● **Short exercise**: Read the data and repeat all of it exactly.
=== Data provided ===
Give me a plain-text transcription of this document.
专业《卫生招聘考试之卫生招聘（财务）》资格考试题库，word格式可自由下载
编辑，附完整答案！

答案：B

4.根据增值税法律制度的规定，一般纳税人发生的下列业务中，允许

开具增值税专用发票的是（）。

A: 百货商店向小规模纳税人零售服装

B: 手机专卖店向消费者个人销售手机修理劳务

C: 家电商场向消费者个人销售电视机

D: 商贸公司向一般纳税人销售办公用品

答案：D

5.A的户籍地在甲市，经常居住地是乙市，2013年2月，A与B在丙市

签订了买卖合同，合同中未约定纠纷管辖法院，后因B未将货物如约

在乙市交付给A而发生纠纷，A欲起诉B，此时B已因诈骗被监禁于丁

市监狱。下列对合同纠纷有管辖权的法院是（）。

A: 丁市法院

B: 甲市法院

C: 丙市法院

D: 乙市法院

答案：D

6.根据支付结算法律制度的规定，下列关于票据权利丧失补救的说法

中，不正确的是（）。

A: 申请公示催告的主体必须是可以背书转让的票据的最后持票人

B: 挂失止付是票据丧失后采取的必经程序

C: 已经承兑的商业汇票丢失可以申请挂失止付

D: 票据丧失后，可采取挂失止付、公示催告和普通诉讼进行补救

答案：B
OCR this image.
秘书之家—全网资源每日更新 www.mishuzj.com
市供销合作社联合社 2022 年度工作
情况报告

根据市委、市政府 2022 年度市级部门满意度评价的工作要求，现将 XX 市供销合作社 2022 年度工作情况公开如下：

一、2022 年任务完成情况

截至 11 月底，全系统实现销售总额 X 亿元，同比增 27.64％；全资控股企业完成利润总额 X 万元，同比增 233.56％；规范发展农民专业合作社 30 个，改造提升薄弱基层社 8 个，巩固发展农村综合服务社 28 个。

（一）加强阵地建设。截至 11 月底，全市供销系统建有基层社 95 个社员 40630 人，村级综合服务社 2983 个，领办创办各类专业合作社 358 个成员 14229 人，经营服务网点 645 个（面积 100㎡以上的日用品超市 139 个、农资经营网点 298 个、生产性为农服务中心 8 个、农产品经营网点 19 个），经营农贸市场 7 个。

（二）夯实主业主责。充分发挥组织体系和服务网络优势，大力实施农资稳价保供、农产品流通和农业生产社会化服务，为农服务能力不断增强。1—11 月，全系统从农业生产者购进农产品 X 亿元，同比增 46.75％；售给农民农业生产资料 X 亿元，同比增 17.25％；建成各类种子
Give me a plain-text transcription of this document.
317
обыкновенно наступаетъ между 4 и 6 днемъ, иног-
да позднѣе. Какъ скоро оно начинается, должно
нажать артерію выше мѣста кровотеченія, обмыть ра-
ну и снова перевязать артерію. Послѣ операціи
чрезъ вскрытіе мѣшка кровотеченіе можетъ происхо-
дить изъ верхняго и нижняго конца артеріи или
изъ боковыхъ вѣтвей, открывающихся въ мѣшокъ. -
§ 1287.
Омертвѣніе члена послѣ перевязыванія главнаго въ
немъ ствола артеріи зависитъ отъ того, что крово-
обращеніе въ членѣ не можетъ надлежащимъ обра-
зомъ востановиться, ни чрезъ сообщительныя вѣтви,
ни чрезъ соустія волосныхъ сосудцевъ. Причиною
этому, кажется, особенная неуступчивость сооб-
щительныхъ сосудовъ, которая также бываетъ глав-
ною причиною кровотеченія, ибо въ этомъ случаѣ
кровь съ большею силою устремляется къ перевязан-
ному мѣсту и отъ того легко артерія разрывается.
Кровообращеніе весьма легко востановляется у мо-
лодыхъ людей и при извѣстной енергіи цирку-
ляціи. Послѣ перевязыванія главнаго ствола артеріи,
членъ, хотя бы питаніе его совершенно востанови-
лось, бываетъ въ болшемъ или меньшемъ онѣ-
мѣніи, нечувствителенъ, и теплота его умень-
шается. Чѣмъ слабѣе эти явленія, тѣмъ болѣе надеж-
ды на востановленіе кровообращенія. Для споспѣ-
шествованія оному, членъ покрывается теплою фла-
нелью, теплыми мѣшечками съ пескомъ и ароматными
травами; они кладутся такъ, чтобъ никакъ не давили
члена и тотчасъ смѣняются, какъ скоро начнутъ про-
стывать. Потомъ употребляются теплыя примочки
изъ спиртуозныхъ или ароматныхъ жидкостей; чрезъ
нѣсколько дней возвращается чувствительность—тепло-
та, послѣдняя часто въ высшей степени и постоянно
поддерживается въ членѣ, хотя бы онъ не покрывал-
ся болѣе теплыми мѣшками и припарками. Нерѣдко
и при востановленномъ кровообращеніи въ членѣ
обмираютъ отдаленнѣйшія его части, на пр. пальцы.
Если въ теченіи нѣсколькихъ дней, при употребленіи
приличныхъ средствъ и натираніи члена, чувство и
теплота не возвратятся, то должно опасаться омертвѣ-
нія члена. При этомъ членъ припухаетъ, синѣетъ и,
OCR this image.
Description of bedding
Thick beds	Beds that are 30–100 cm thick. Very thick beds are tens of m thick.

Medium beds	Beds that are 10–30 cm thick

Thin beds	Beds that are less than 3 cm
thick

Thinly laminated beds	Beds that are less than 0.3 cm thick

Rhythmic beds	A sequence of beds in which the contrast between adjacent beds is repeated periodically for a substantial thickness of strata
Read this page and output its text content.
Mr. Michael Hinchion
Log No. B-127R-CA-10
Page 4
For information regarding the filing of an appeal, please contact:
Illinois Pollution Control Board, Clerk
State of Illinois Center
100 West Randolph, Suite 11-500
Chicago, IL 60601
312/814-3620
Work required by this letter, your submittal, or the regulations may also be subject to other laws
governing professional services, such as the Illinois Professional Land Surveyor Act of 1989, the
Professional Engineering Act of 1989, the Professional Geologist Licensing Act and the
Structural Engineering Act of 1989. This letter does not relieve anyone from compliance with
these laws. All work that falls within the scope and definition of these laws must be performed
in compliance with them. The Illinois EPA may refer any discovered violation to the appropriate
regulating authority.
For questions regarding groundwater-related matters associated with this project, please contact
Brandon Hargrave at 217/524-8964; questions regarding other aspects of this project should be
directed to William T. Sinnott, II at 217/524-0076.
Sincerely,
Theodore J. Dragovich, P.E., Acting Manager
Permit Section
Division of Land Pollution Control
===
● **Answer**:
Give me a plain-text transcription of this document.
专业《卫生招聘考试之卫生招聘（财务）》资格考试题库，word格式可自由下载
编辑，附完整答案！

答案：B

4.根据增值税法律制度的规定，一般纳税人发生的下列业务中，允许

开具增值税专用发票的是（）。

A: 百货商店向小规模纳税人零售服装

B: 手机专卖店向消费者个人销售手机修理劳务

C: 家电商场向消费者个人销售电视机

D: 商贸公司向一般纳税人销售办公用品

答案：D

5.A的户籍地在甲市，经常居住地是乙市，2013年2月，A与B在丙市

签订了买卖合同，合同中未约定纠纷管辖法院，后因B未将货物如约

在乙市交付给A而发生纠纷，A欲起诉B，此时B已因诈骗被监禁于丁

市监狱。下列对合同纠纷有管辖权的法院是（）。

A: 丁市法院

B: 甲市法院

C: 丙市法院

D: 乙市法院

答案：D

6.根据支付结算法律制度的规定，下列关于票据权利丧失补救的说法

中，不正确的是（）。

A: 申请公示催告的主体必须是可以背书转让的票据的最后持票人

B: 挂失止付是票据丧失后采取的必经程序

C: 已经承兑的商业汇票丢失可以申请挂失止付

D: 票据丧失后，可采取挂失止付、公示催告和普通诉讼进行补救

答案：B
OCR this image.
秘书之家—全网资源每日更新 www.mishuzj.com
市供销合作社联合社 2022 年度工作
情况报告

根据市委、市政府 2022 年度市级部门满意度评价的工作要求，现将 XX 市供销合作社 2022 年度工作情况公开如下：

一、2022 年任务完成情况

截至 11 月底，全系统实现销售总额 X 亿元，同比增 27.64％；全资控股企业完成利润总额 X 万元，同比增 233.56％；规范发展农民专业合作社 30 个，改造提升薄弱基层社 8 个，巩固发展农村综合服务社 28 个。

（一）加强阵地建设。截至 11 月底，全市供销系统建有基层社 95 个社员 40630 人，村级综合服务社 2983 个，领办创办各类专业合作社 358 个成员 14229 人，经营服务网点 645 个（面积 100㎡以上的日用品超市 139 个、农资经营网点 298 个、生产性为农服务中心 8 个、农产品经营网点 19 个），经营农贸市场 7 个。

（二）夯实主业主责。充分发挥组织体系和服务网络优势，大力实施农资稳价保供、农产品流通和农业生产社会化服务，为农服务能力不断增强。1—11 月，全系统从农业生产者购进农产品 X 亿元，同比增 46.75％；售给农民农业生产资料 X 亿元，同比增 17.25％；建成各类种子
Give me a plain-text transcription of this document.
317
обыкновенно наступаетъ между 4 и 6 днемъ, иног-
да позднѣе. Какъ скоро оно начинается, должно
нажать артерію выше мѣста кровотеченія, обмыть ра-
ну и снова перевязать артерію. Послѣ операціи
чрезъ вскрытіе мѣшка кровотеченіе можетъ происхо-
дить изъ верхняго и нижняго конца артеріи или
изъ боковыхъ вѣтвей, открывающихся въ мѣшокъ. -
§ 1287.
Омертвѣніе члена послѣ перевязыванія главнаго въ
немъ ствола артеріи зависитъ отъ того, что крово-
обращеніе въ членѣ не можетъ надлежащимъ обра-
зомъ востановиться, ни чрезъ сообщительныя вѣтви,
ни чрезъ соустія волосныхъ сосудцевъ. Причиною
этому, кажется, особенная неуступчивость сооб-
щительныхъ сосудовъ, которая также бываетъ глав-
ною причиною кровотеченія, ибо въ этомъ случаѣ
кровь съ большею силою устремляется къ перевязан-
ному мѣсту и отъ того легко артерія разрывается.
Кровообращеніе весьма легко востановляется у мо-
лодыхъ людей и при извѣстной енергіи цирку-
ляціи. Послѣ перевязыванія главнаго ствола артеріи,
членъ, хотя бы питаніе его совершенно востанови-
лось, бываетъ въ болшемъ или меньшемъ онѣ-
мѣніи, нечувствителенъ, и теплота его умень-
шается. Чѣмъ слабѣе эти явленія, тѣмъ болѣе надеж-
ды на востановленіе кровообращенія. Для споспѣ-
шествованія оному, членъ покрывается теплою фла-
нелью, теплыми мѣшечками съ пескомъ и ароматными
травами; они кладутся такъ, чтобъ никакъ не давили
члена и тотчасъ смѣняются, какъ скоро начнутъ про-
стывать. Потомъ употребляются теплыя примочки
изъ спиртуозныхъ или ароматныхъ жидкостей; чрезъ
нѣсколько дней возвращается чувствительность—тепло-
та, послѣдняя часто въ высшей степени и постоянно
поддерживается въ членѣ, хотя бы онъ не покрывал-
ся болѣе теплыми мѣшками и припарками. Нерѣдко
и при востановленномъ кровообращеніи въ членѣ
обмираютъ отдаленнѣйшія его части, на пр. пальцы.
Если въ теченіи нѣсколькихъ дней, при употребленіи
приличныхъ средствъ и натираніи члена, чувство и
теплота не возвратятся, то должно опасаться омертвѣ-
нія члена. При этомъ членъ припухаетъ, синѣетъ и,
OCR this image.
Description of bedding
Thick beds	Beds that are 30–100 cm thick. Very thick beds are tens of m thick.

Medium beds	Beds that are 10–30 cm thick

Thin beds	Beds that are less than 3 cm
thick

Thinly laminated beds	Beds that are less than 0.3 cm thick

Rhythmic beds	A sequence of beds in which the contrast between adjacent beds is repeated periodically for a substantial thickness of strata
Read this page and output its text content.
Mr. Michael Hinchion
Log No. B-127R-CA-10
Page 4
For information regarding the filing of an appeal, please contact:
Illinois Pollution Control Board, Clerk
State of Illinois Center
100 West Randolph, Suite 11-500
Chicago, IL 60601
312/814-3620
Work required by this letter, your submittal, or the regulations may also be subject to other laws
governing professional services, such as the Illinois Professional Land Surveyor Act of 1989, the
Professional Engineering Act of 1989, the Professional Geologist Licensing Act and the
Structural Engineering Act of 1989. This letter does not relieve anyone from compliance with
these laws. All work that falls within the scope and definition of these laws must be performed
in compliance with them. The Illinois EPA may refer any discovered violation to the appropriate
regulating authority.
For questions regarding groundwater-related matters associated with this project, please contact
Brandon Hargrave at 217/524-8964; questions regarding other aspects of this project should be
directed to William T. Sinnott, II at 217/524-0076.
Sincerely,
Theodore J. Dragovich, P.E., Acting Manager
Permit Section
Division of Land Pollution Control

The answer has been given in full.